##### ROWS #####

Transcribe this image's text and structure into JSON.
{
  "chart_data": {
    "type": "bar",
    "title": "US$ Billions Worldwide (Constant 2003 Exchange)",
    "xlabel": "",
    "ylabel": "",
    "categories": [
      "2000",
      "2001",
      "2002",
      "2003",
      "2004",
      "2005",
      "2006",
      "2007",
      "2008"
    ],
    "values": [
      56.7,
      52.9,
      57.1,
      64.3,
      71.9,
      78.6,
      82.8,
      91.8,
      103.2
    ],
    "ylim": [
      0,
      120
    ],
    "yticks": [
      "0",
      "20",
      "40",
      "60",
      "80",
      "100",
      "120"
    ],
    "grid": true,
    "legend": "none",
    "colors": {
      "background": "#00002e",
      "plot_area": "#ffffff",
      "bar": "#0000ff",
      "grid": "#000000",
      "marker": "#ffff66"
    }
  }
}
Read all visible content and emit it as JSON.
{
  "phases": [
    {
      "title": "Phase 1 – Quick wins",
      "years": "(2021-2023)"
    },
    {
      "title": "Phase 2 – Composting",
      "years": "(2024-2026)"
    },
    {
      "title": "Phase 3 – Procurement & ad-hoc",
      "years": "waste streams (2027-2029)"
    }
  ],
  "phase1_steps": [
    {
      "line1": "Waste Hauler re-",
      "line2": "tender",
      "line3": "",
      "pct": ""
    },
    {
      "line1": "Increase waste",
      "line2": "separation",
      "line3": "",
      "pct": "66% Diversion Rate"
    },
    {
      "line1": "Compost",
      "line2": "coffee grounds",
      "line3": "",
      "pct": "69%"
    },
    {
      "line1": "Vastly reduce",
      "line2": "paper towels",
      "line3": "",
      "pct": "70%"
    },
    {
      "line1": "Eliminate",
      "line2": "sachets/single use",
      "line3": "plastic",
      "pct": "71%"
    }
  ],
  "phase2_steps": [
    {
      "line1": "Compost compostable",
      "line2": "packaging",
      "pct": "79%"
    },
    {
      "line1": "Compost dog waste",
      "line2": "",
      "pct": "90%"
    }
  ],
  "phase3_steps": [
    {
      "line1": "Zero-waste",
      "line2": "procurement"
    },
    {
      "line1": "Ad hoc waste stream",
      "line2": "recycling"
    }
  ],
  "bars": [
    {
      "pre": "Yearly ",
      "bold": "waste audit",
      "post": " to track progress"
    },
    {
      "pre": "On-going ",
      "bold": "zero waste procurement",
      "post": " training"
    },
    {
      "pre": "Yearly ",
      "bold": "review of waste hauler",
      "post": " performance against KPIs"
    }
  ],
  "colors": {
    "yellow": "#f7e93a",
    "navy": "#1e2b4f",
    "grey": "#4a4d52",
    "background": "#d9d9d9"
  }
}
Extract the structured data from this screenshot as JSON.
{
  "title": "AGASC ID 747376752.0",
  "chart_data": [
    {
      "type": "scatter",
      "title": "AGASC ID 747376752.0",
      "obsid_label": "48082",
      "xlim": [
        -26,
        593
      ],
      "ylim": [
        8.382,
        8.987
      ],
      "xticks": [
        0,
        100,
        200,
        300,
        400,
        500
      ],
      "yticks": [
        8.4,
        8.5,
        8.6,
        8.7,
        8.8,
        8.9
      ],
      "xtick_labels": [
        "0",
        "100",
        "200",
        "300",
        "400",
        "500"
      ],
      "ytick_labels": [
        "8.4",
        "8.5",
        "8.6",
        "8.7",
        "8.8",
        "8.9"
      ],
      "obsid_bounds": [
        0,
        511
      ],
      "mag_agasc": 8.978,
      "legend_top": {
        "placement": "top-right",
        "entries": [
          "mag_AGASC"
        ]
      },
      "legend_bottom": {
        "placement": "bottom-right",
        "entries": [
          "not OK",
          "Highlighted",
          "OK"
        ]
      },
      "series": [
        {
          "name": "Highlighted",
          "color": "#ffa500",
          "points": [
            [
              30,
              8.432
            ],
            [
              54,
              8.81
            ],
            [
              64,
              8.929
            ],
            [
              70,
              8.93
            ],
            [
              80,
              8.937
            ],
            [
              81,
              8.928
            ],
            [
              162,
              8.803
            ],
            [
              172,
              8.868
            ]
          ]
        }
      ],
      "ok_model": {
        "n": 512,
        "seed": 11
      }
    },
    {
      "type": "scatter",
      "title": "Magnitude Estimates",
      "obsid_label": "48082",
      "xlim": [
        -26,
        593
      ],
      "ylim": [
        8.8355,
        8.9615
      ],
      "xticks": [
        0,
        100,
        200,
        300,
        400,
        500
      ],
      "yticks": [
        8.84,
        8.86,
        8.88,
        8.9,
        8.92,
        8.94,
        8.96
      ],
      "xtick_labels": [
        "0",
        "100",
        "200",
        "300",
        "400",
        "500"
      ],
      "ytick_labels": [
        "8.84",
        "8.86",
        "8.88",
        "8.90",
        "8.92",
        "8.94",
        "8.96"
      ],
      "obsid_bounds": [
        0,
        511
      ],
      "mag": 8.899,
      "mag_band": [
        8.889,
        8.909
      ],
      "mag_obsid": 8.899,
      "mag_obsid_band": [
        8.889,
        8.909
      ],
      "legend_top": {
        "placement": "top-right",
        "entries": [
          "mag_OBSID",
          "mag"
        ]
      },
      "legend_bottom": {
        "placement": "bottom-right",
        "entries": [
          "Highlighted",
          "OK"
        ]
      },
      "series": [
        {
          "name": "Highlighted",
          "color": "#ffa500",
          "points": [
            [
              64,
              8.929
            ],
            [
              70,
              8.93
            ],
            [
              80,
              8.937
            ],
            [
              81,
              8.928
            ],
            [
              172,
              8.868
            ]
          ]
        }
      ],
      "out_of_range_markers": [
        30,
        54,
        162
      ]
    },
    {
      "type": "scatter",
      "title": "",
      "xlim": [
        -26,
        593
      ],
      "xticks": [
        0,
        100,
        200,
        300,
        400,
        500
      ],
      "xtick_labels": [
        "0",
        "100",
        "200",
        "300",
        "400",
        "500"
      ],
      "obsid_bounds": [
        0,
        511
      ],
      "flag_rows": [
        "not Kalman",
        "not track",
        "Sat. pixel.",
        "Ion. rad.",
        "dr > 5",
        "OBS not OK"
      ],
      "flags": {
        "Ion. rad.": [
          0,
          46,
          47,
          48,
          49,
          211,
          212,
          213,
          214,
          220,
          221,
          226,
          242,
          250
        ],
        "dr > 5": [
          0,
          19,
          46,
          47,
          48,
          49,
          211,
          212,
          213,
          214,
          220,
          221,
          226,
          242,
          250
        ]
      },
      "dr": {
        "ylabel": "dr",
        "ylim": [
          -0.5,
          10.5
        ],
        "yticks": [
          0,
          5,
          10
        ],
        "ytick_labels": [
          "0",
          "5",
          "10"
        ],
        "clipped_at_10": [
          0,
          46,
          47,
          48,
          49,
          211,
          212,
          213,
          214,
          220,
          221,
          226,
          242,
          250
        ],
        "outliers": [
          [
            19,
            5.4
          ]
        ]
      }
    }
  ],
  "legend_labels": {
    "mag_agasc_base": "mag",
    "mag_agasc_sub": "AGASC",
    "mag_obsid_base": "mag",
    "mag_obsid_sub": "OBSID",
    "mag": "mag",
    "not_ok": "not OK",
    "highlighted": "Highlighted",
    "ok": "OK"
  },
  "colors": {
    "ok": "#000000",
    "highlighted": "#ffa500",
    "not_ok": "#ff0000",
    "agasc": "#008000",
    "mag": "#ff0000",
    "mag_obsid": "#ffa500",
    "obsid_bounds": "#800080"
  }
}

#####

### SHORT TASK
The records above should be returned exactly.

### FULL OUTPUT
Transcribe this image's text and structure into JSON.
{
  "chart_data": {
    "type": "bar",
    "title": "US$ Billions Worldwide (Constant 2003 Exchange)",
    "xlabel": "",
    "ylabel": "",
    "categories": [
      "2000",
      "2001",
      "2002",
      "2003",
      "2004",
      "2005",
      "2006",
      "2007",
      "2008"
    ],
    "values": [
      56.7,
      52.9,
      57.1,
      64.3,
      71.9,
      78.6,
      82.8,
      91.8,
      103.2
    ],
    "ylim": [
      0,
      120
    ],
    "yticks": [
      "0",
      "20",
      "40",
      "60",
      "80",
      "100",
      "120"
    ],
    "grid": true,
    "legend": "none",
    "colors": {
      "background": "#00002e",
      "plot_area": "#ffffff",
      "bar": "#0000ff",
      "grid": "#000000",
      "marker": "#ffff66"
    }
  }
}
Read all visible content and emit it as JSON.
{
  "phases": [
    {
      "title": "Phase 1 – Quick wins",
      "years": "(2021-2023)"
    },
    {
      "title": "Phase 2 – Composting",
      "years": "(2024-2026)"
    },
    {
      "title": "Phase 3 – Procurement & ad-hoc",
      "years": "waste streams (2027-2029)"
    }
  ],
  "phase1_steps": [
    {
      "line1": "Waste Hauler re-",
      "line2": "tender",
      "line3": "",
      "pct": ""
    },
    {
      "line1": "Increase waste",
      "line2": "separation",
      "line3": "",
      "pct": "66% Diversion Rate"
    },
    {
      "line1": "Compost",
      "line2": "coffee grounds",
      "line3": "",
      "pct": "69%"
    },
    {
      "line1": "Vastly reduce",
      "line2": "paper towels",
      "line3": "",
      "pct": "70%"
    },
    {
      "line1": "Eliminate",
      "line2": "sachets/single use",
      "line3": "plastic",
      "pct": "71%"
    }
  ],
  "phase2_steps": [
    {
      "line1": "Compost compostable",
      "line2": "packaging",
      "pct": "79%"
    },
    {
      "line1": "Compost dog waste",
      "line2": "",
      "pct": "90%"
    }
  ],
  "phase3_steps": [
    {
      "line1": "Zero-waste",
      "line2": "procurement"
    },
    {
      "line1": "Ad hoc waste stream",
      "line2": "recycling"
    }
  ],
  "bars": [
    {
      "pre": "Yearly ",
      "bold": "waste audit",
      "post": " to track progress"
    },
    {
      "pre": "On-going ",
      "bold": "zero waste procurement",
      "post": " training"
    },
    {
      "pre": "Yearly ",
      "bold": "review of waste hauler",
      "post": " performance against KPIs"
    }
  ],
  "colors": {
    "yellow": "#f7e93a",
    "navy": "#1e2b4f",
    "grey": "#4a4d52",
    "background": "#d9d9d9"
  }
}
Extract the structured data from this screenshot as JSON.
{
  "title": "AGASC ID 747376752.0",
  "chart_data": [
    {
      "type": "scatter",
      "title": "AGASC ID 747376752.0",
      "obsid_label": "48082",
      "xlim": [
        -26,
        593
      ],
      "ylim": [
        8.382,
        8.987
      ],
      "xticks": [
        0,
        100,
        200,
        300,
        400,
        500
      ],
      "yticks": [
        8.4,
        8.5,
        8.6,
        8.7,
        8.8,
        8.9
      ],
      "xtick_labels": [
        "0",
        "100",
        "200",
        "300",
        "400",
        "500"
      ],
      "ytick_labels": [
        "8.4",
        "8.5",
        "8.6",
        "8.7",
        "8.8",
        "8.9"
      ],
      "obsid_bounds": [
        0,
        511
      ],
      "mag_agasc": 8.978,
      "legend_top": {
        "placement": "top-right",
        "entries": [
          "mag_AGASC"
        ]
      },
      "legend_bottom": {
        "placement": "bottom-right",
        "entries": [
          "not OK",
          "Highlighted",
          "OK"
        ]
      },
      "series": [
        {
          "name": "Highlighted",
          "color": "#ffa500",
          "points": [
            [
              30,
              8.432
            ],
            [
              54,
              8.81
            ],
            [
              64,
              8.929
            ],
            [
              70,
              8.93
            ],
            [
              80,
              8.937
            ],
            [
              81,
              8.928
            ],
            [
              162,
              8.803
            ],
            [
              172,
              8.868
            ]
          ]
        }
      ],
      "ok_model": {
        "n": 512,
        "seed": 11
      }
    },
    {
      "type": "scatter",
      "title": "Magnitude Estimates",
      "obsid_label": "48082",
      "xlim": [
        -26,
        593
      ],
      "ylim": [
        8.8355,
        8.9615
      ],
      "xticks": [
        0,
        100,
        200,
        300,
        400,
        500
      ],
      "yticks": [
        8.84,
        8.86,
        8.88,
        8.9,
        8.92,
        8.94,
        8.96
      ],
      "xtick_labels": [
        "0",
        "100",
        "200",
        "300",
        "400",
        "500"
      ],
      "ytick_labels": [
        "8.84",
        "8.86",
        "8.88",
        "8.90",
        "8.92",
        "8.94",
        "8.96"
      ],
      "obsid_bounds": [
        0,
        511
      ],
      "mag": 8.899,
      "mag_band": [
        8.889,
        8.909
      ],
      "mag_obsid": 8.899,
      "mag_obsid_band": [
        8.889,
        8.909
      ],
      "legend_top": {
        "placement": "top-right",
        "entries": [
          "mag_OBSID",
          "mag"
        ]
      },
      "legend_bottom": {
        "placement": "bottom-right",
        "entries": [
          "Highlighted",
          "OK"
        ]
      },
      "series": [
        {
          "name": "Highlighted",
          "color": "#ffa500",
          "points": [
            [
              64,
              8.929
            ],
            [
              70,
              8.93
            ],
            [
              80,
              8.937
            ],
            [
              81,
              8.928
            ],
            [
              172,
              8.868
            ]
          ]
        }
      ],
      "out_of_range_markers": [
        30,
        54,
        162
      ]
    },
    {
      "type": "scatter",
      "title": "",
      "xlim": [
        -26,
        593
      ],
      "xticks": [
        0,
        100,
        200,
        300,
        400,
        500
      ],
      "xtick_labels": [
        "0",
        "100",
        "200",
        "300",
        "400",
        "500"
      ],
      "obsid_bounds": [
        0,
        511
      ],
      "flag_rows": [
        "not Kalman",
        "not track",
        "Sat. pixel.",
        "Ion. rad.",
        "dr > 5",
        "OBS not OK"
      ],
      "flags": {
        "Ion. rad.": [
          0,
          46,
          47,
          48,
          49,
          211,
          212,
          213,
          214,
          220,
          221,
          226,
          242,
          250
        ],
        "dr > 5": [
          0,
          19,
          46,
          47,
          48,
          49,
          211,
          212,
          213,
          214,
          220,
          221,
          226,
          242,
          250
        ]
      },
      "dr": {
        "ylabel": "dr",
        "ylim": [
          -0.5,
          10.5
        ],
        "yticks": [
          0,
          5,
          10
        ],
        "ytick_labels": [
          "0",
          "5",
          "10"
        ],
        "clipped_at_10": [
          0,
          46,
          47,
          48,
          49,
          211,
          212,
          213,
          214,
          220,
          221,
          226,
          242,
          250
        ],
        "outliers": [
          [
            19,
            5.4
          ]
        ]
      }
    }
  ],
  "legend_labels": {
    "mag_agasc_base": "mag",
    "mag_agasc_sub": "AGASC",
    "mag_obsid_base": "mag",
    "mag_obsid_sub": "OBSID",
    "mag": "mag",
    "not_ok": "not OK",
    "highlighted": "Highlighted",
    "ok": "OK"
  },
  "colors": {
    "ok": "#000000",
    "highlighted": "#ffa500",
    "not_ok": "#ff0000",
    "agasc": "#008000",
    "mag": "#ff0000",
    "mag_obsid": "#ffa500",
    "obsid_bounds": "#800080"
  }
}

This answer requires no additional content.